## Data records
===

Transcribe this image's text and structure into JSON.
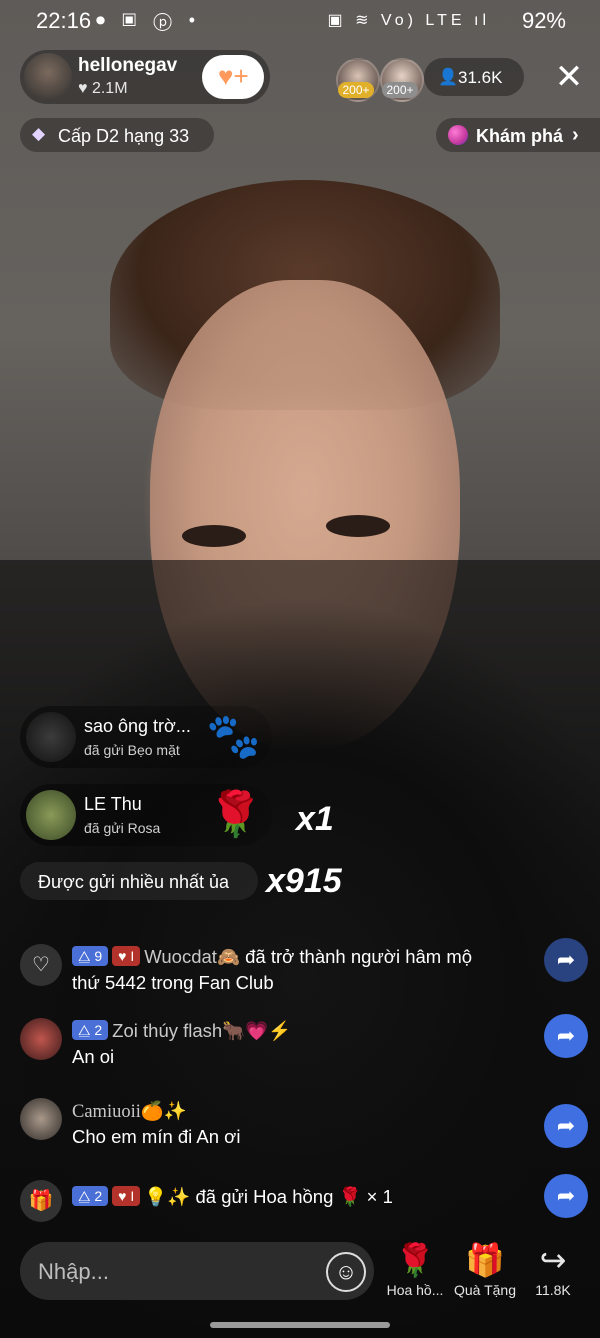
{
  "status_bar": {
    "time": "22:16",
    "left_icons": "⏺ ▣ ⓟ •",
    "right_icons": "▣ ≋ Vo) LTE ıl",
    "battery": "92%"
  },
  "host": {
    "name": "hellonegav",
    "likes": "2.1M"
  },
  "top_viewers": [
    {
      "badge": "200+",
      "color": "#e0b02b"
    },
    {
      "badge": "200+",
      "color": "#8e8e8e"
    }
  ],
  "viewer_count": "31.6K",
  "level": "Cấp D2 hạng 33",
  "explore": "Khám phá",
  "gift_banners": [
    {
      "name": "sao ông trờ...",
      "sub": "đã gửi Bẹo mặt",
      "gift": "🐾",
      "combo": ""
    },
    {
      "name": "LE Thu",
      "sub": "đã gửi Rosa",
      "gift": "🌹",
      "combo": "x1"
    }
  ],
  "most_sent": {
    "label": "Được gửi nhiều nhất ủa",
    "combo": "x915"
  },
  "chat": [
    {
      "tags": [
        "⧋ 9",
        "♥ I"
      ],
      "user": "Wuocdat🙈",
      "line1_rest": " đã trở thành người hâm mộ",
      "line2": "thứ 5442 trong Fan Club"
    },
    {
      "tags": [
        "⧋ 2"
      ],
      "user": "Zoi thúy flash🐂💗⚡",
      "line1_rest": "",
      "line2": "An oi"
    },
    {
      "tags": [],
      "user": "Camiuoii🍊✨",
      "line1_rest": "",
      "line2": "Cho em mín đi An ơi"
    },
    {
      "tags": [
        "⧋ 2",
        "♥ I"
      ],
      "user": "💡✨",
      "line1_rest": " đã gửi Hoa hồng 🌹 × 1",
      "line2": ""
    }
  ],
  "input": {
    "placeholder": "Nhập..."
  },
  "actions": [
    {
      "label": "Hoa hồ...",
      "icon": "🌹"
    },
    {
      "label": "Quà Tặng",
      "icon": "🎁"
    },
    {
      "label": "11.8K",
      "icon": "↪"
    }
  ]
}
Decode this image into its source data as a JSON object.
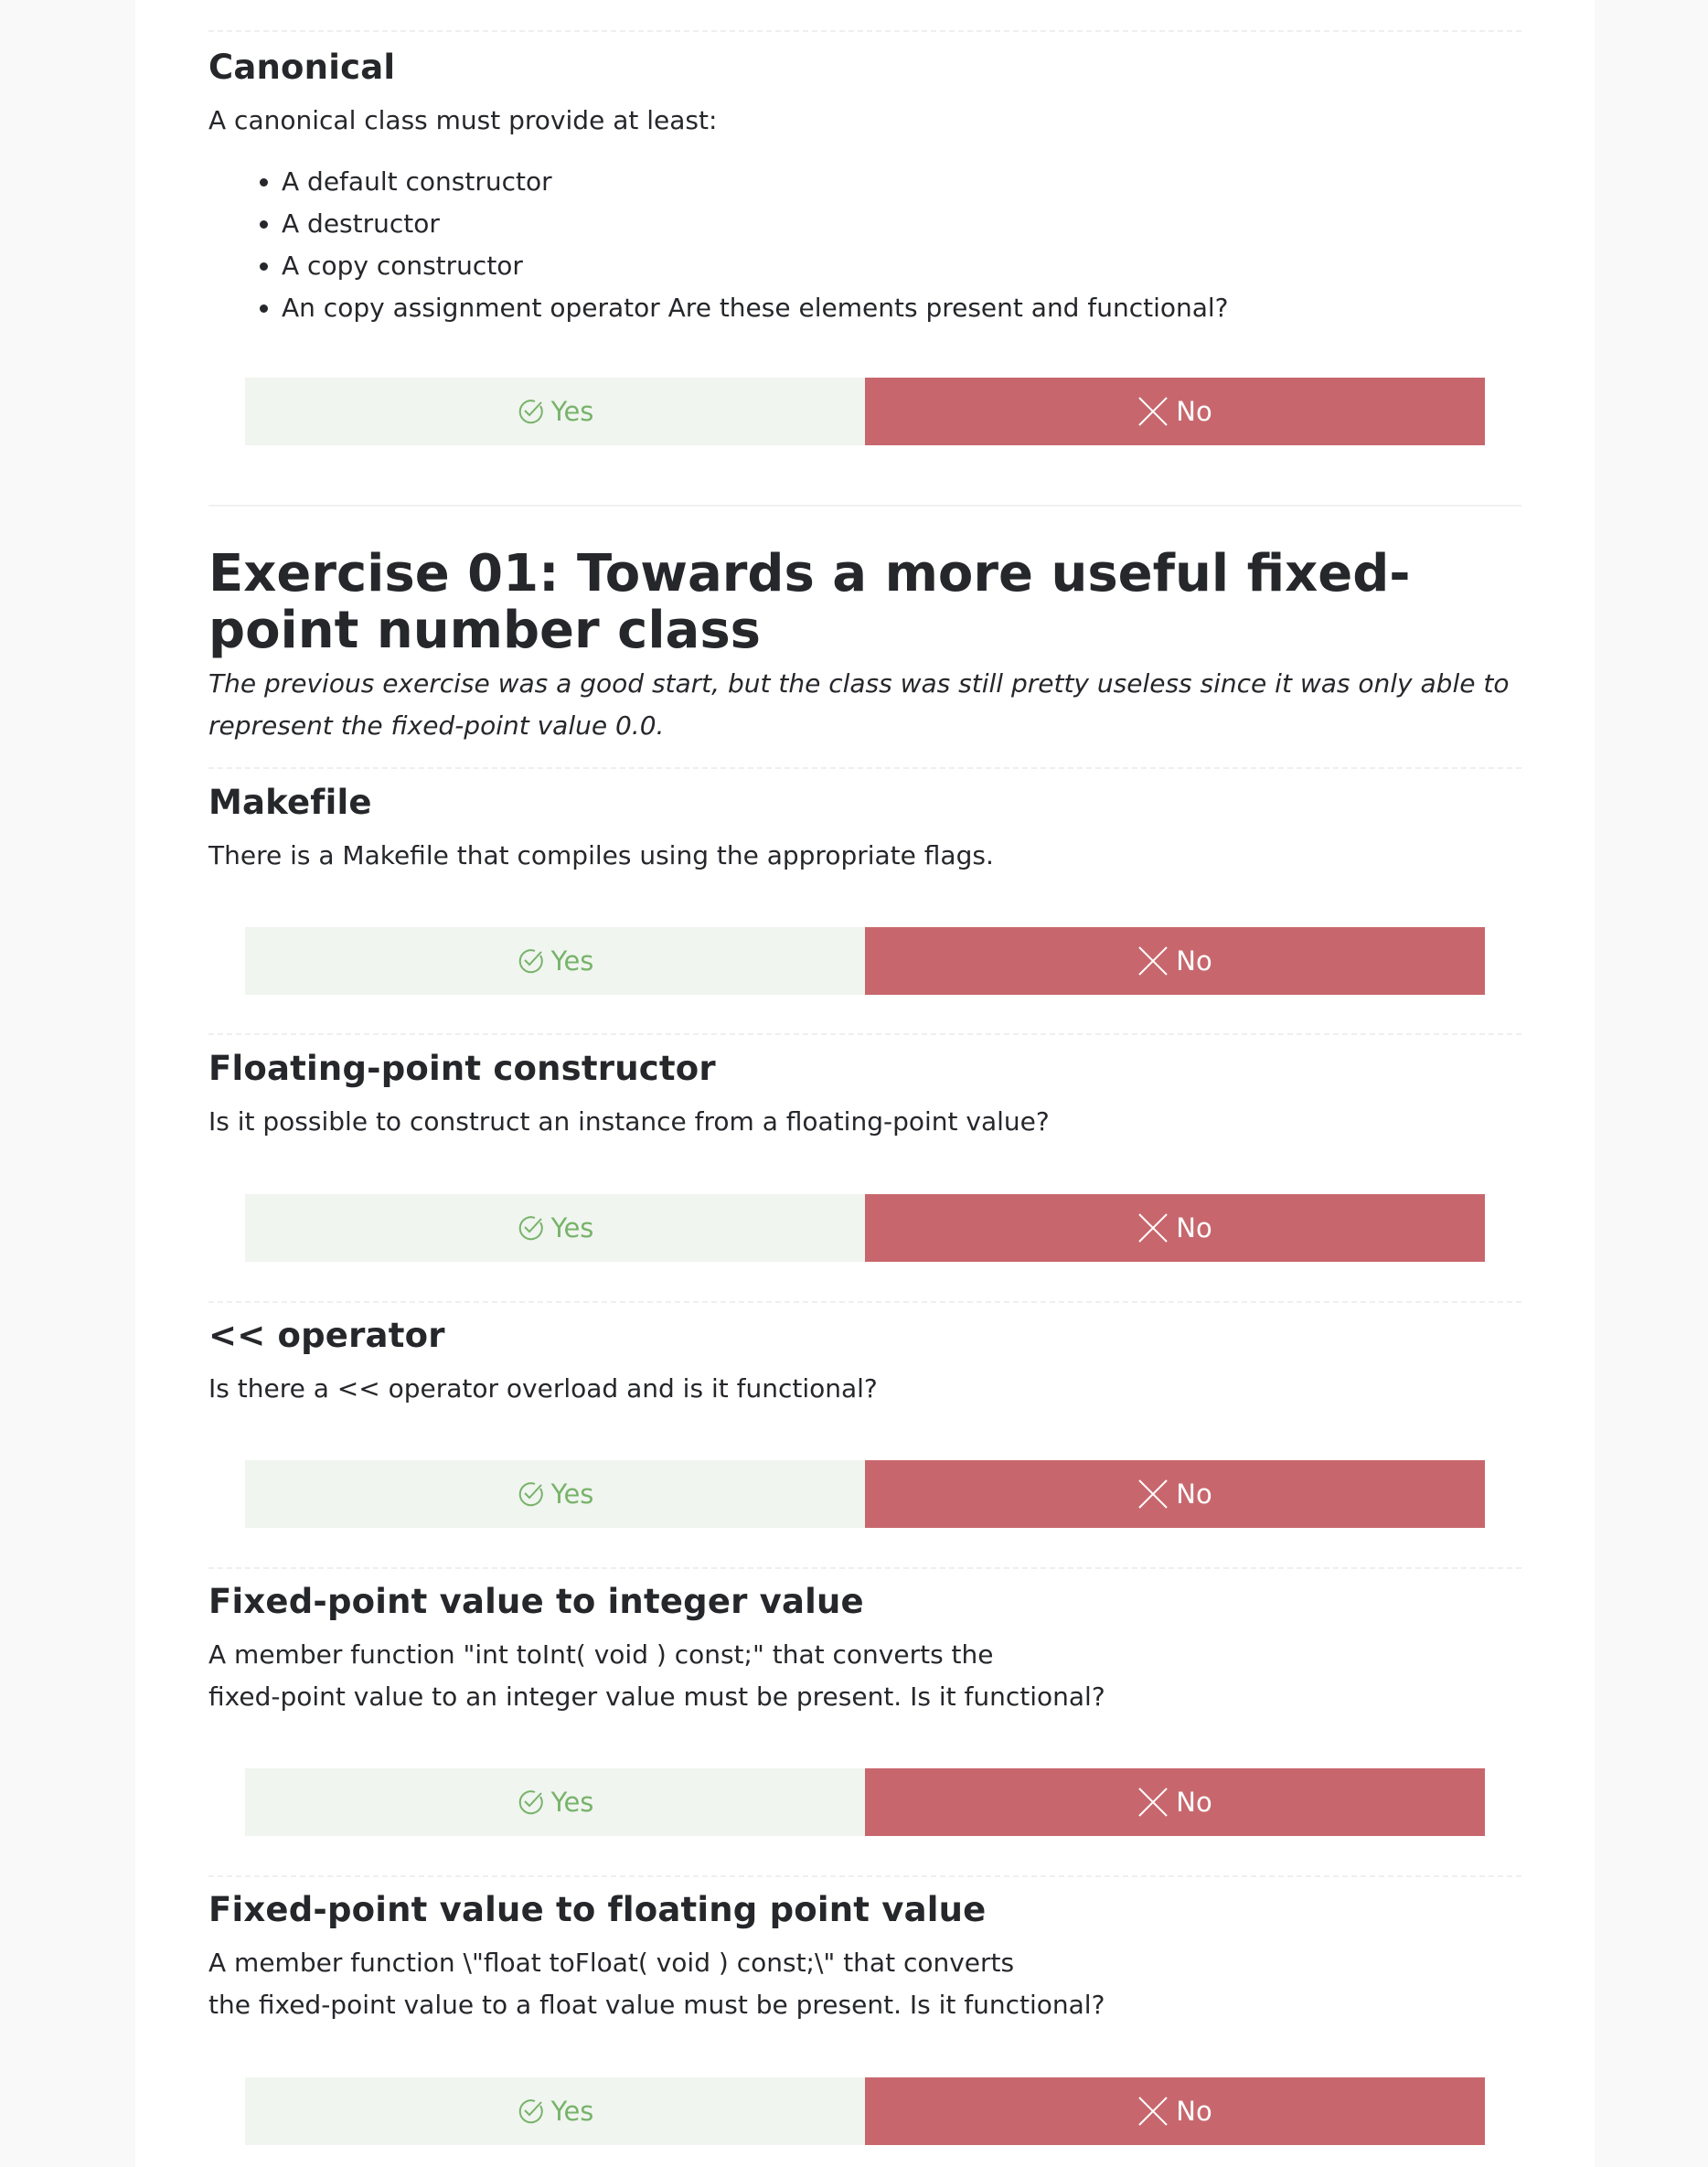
{
  "sections_top": {
    "canonical": {
      "title": "Canonical",
      "text": "A canonical class must provide at least:",
      "items": [
        "A default constructor",
        "A destructor",
        "A copy constructor",
        "An copy assignment operator Are these elements present and functional?"
      ]
    }
  },
  "exercise": {
    "title": "Exercise 01: Towards a more useful fixed-point number class",
    "intro": "The previous exercise was a good start, but the class was still pretty useless since it was only able to represent the fixed-point value 0.0."
  },
  "checks": [
    {
      "title": "Makefile",
      "text": [
        "There is a Makefile that compiles using the appropriate flags."
      ]
    },
    {
      "title": "Floating-point constructor",
      "text": [
        "Is it possible to construct an instance from a floating-point value?"
      ]
    },
    {
      "title": "<< operator",
      "text": [
        "Is there a << operator overload and is it functional?"
      ]
    },
    {
      "title": "Fixed-point value to integer value",
      "text": [
        "A member function \"int toInt( void ) const;\" that converts the",
        "fixed-point value to an integer value must be present. Is it functional?"
      ]
    },
    {
      "title": "Fixed-point value to floating point value",
      "text": [
        "A member function \\\"float toFloat( void ) const;\\\" that converts",
        "the fixed-point value to a float value must be present. Is it functional?"
      ]
    }
  ],
  "buttons": {
    "yes_label": "Yes",
    "no_label": "No",
    "yes_icon": "check-circle-icon",
    "no_icon": "cross-icon"
  },
  "colors": {
    "yes_bg": "#f0f5ef",
    "yes_fg": "#78b36b",
    "no_bg": "#c7676d",
    "no_fg": "#ffffff"
  }
}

===

## Requirements
Skipping the pictures, transcribe each line above exactly as it appears.

## Reply to the task
Transcribe this image's text and structure into JSON.
{
  "status_bar": {
    "time": "22:16",
    "left_icons": "⏺ ▣ ⓟ •",
    "right_icons": "▣ ≋ Vo) LTE ıl",
    "battery": "92%"
  },
  "host": {
    "name": "hellonegav",
    "likes": "2.1M"
  },
  "top_viewers": [
    {
      "badge": "200+",
      "color": "#e0b02b"
    },
    {
      "badge": "200+",
      "color": "#8e8e8e"
    }
  ],
  "viewer_count": "31.6K",
  "level": "Cấp D2 hạng 33",
  "explore": "Khám phá",
  "gift_banners": [
    {
      "name": "sao ông trờ...",
      "sub": "đã gửi Bẹo mặt",
      "gift": "🐾",
      "combo": ""
    },
    {
      "name": "LE Thu",
      "sub": "đã gửi Rosa",
      "gift": "🌹",
      "combo": "x1"
    }
  ],
  "most_sent": {
    "label": "Được gửi nhiều nhất ủa",
    "combo": "x915"
  },
  "chat": [
    {
      "tags": [
        "⧋ 9",
        "♥ I"
      ],
      "user": "Wuocdat🙈",
      "line1_rest": " đã trở thành người hâm mộ",
      "line2": "thứ 5442 trong Fan Club"
    },
    {
      "tags": [
        "⧋ 2"
      ],
      "user": "Zoi thúy flash🐂💗⚡",
      "line1_rest": "",
      "line2": "An oi"
    },
    {
      "tags": [],
      "user": "Camiuoii🍊✨",
      "line1_rest": "",
      "line2": "Cho em mín đi An ơi"
    },
    {
      "tags": [
        "⧋ 2",
        "♥ I"
      ],
      "user": "💡✨",
      "line1_rest": " đã gửi Hoa hồng 🌹 × 1",
      "line2": ""
    }
  ],
  "input": {
    "placeholder": "Nhập..."
  },
  "actions": [
    {
      "label": "Hoa hồ...",
      "icon": "🌹"
    },
    {
      "label": "Quà Tặng",
      "icon": "🎁"
    },
    {
      "label": "11.8K",
      "icon": "↪"
    }
  ]
}
Decode this image into its source data as a JSON object.
{
  "sections_top": {
    "canonical": {
      "title": "Canonical",
      "text": "A canonical class must provide at least:",
      "items": [
        "A default constructor",
        "A destructor",
        "A copy constructor",
        "An copy assignment operator Are these elements present and functional?"
      ]
    }
  },
  "exercise": {
    "title": "Exercise 01: Towards a more useful fixed-point number class",
    "intro": "The previous exercise was a good start, but the class was still pretty useless since it was only able to represent the fixed-point value 0.0."
  },
  "checks": [
    {
      "title": "Makefile",
      "text": [
        "There is a Makefile that compiles using the appropriate flags."
      ]
    },
    {
      "title": "Floating-point constructor",
      "text": [
        "Is it possible to construct an instance from a floating-point value?"
      ]
    },
    {
      "title": "<< operator",
      "text": [
        "Is there a << operator overload and is it functional?"
      ]
    },
    {
      "title": "Fixed-point value to integer value",
      "text": [
        "A member function \"int toInt( void ) const;\" that converts the",
        "fixed-point value to an integer value must be present. Is it functional?"
      ]
    },
    {
      "title": "Fixed-point value to floating point value",
      "text": [
        "A member function \\\"float toFloat( void ) const;\\\" that converts",
        "the fixed-point value to a float value must be present. Is it functional?"
      ]
    }
  ],
  "buttons": {
    "yes_label": "Yes",
    "no_label": "No",
    "yes_icon": "check-circle-icon",
    "no_icon": "cross-icon"
  },
  "colors": {
    "yes_bg": "#f0f5ef",
    "yes_fg": "#78b36b",
    "no_bg": "#c7676d",
    "no_fg": "#ffffff"
  }
}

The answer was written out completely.